**Task brief:**
Everything in the listing should be restated word for word.

**Exercise data:**
◆ ◆ ◆ ◆ ◆ ◆ ◆

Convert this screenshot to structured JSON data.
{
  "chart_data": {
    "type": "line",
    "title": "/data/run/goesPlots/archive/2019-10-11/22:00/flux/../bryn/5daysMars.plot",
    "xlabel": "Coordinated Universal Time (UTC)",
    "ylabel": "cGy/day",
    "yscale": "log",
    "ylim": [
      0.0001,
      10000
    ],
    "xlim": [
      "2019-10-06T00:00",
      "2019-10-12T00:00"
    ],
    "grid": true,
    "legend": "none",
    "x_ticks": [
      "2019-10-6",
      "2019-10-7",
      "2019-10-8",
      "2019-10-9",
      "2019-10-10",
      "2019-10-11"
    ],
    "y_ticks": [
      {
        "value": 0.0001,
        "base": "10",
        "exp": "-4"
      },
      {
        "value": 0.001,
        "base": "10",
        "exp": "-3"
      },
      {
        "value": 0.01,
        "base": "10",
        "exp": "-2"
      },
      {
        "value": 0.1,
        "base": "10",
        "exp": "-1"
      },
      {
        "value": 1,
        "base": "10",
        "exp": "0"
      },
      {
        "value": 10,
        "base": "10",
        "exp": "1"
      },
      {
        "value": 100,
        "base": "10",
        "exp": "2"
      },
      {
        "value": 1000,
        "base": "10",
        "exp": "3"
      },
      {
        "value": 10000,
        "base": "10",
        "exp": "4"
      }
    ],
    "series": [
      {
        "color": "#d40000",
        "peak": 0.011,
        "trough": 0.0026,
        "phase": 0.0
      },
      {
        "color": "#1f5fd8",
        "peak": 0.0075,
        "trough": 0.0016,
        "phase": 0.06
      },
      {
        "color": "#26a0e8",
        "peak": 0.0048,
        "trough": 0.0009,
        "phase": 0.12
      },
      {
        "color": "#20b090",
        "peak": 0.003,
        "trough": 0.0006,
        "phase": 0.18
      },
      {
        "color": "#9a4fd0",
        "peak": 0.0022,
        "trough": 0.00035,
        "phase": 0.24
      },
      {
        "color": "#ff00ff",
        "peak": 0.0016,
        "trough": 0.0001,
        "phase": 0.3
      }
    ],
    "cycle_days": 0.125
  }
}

◆ ◆ ◆ ◆ ◆ ◆ ◆

**Correct output:**
Convert this screenshot to structured JSON data.
{
  "chart_data": {
    "type": "line",
    "title": "/data/run/goesPlots/archive/2019-10-11/22:00/flux/../bryn/5daysMars.plot",
    "xlabel": "Coordinated Universal Time (UTC)",
    "ylabel": "cGy/day",
    "yscale": "log",
    "ylim": [
      0.0001,
      10000
    ],
    "xlim": [
      "2019-10-06T00:00",
      "2019-10-12T00:00"
    ],
    "grid": true,
    "legend": "none",
    "x_ticks": [
      "2019-10-6",
      "2019-10-7",
      "2019-10-8",
      "2019-10-9",
      "2019-10-10",
      "2019-10-11"
    ],
    "y_ticks": [
      {
        "value": 0.0001,
        "base": "10",
        "exp": "-4"
      },
      {
        "value": 0.001,
        "base": "10",
        "exp": "-3"
      },
      {
        "value": 0.01,
        "base": "10",
        "exp": "-2"
      },
      {
        "value": 0.1,
        "base": "10",
        "exp": "-1"
      },
      {
        "value": 1,
        "base": "10",
        "exp": "0"
      },
      {
        "value": 10,
        "base": "10",
        "exp": "1"
      },
      {
        "value": 100,
        "base": "10",
        "exp": "2"
      },
      {
        "value": 1000,
        "base": "10",
        "exp": "3"
      },
      {
        "value": 10000,
        "base": "10",
        "exp": "4"
      }
    ],
    "series": [
      {
        "color": "#d40000",
        "peak": 0.011,
        "trough": 0.0026,
        "phase": 0.0
      },
      {
        "color": "#1f5fd8",
        "peak": 0.0075,
        "trough": 0.0016,
        "phase": 0.06
      },
      {
        "color": "#26a0e8",
        "peak": 0.0048,
        "trough": 0.0009,
        "phase": 0.12
      },
      {
        "color": "#20b090",
        "peak": 0.003,
        "trough": 0.0006,
        "phase": 0.18
      },
      {
        "color": "#9a4fd0",
        "peak": 0.0022,
        "trough": 0.00035,
        "phase": 0.24
      },
      {
        "color": "#ff00ff",
        "peak": 0.0016,
        "trough": 0.0001,
        "phase": 0.3
      }
    ],
    "cycle_days": 0.125
  }
}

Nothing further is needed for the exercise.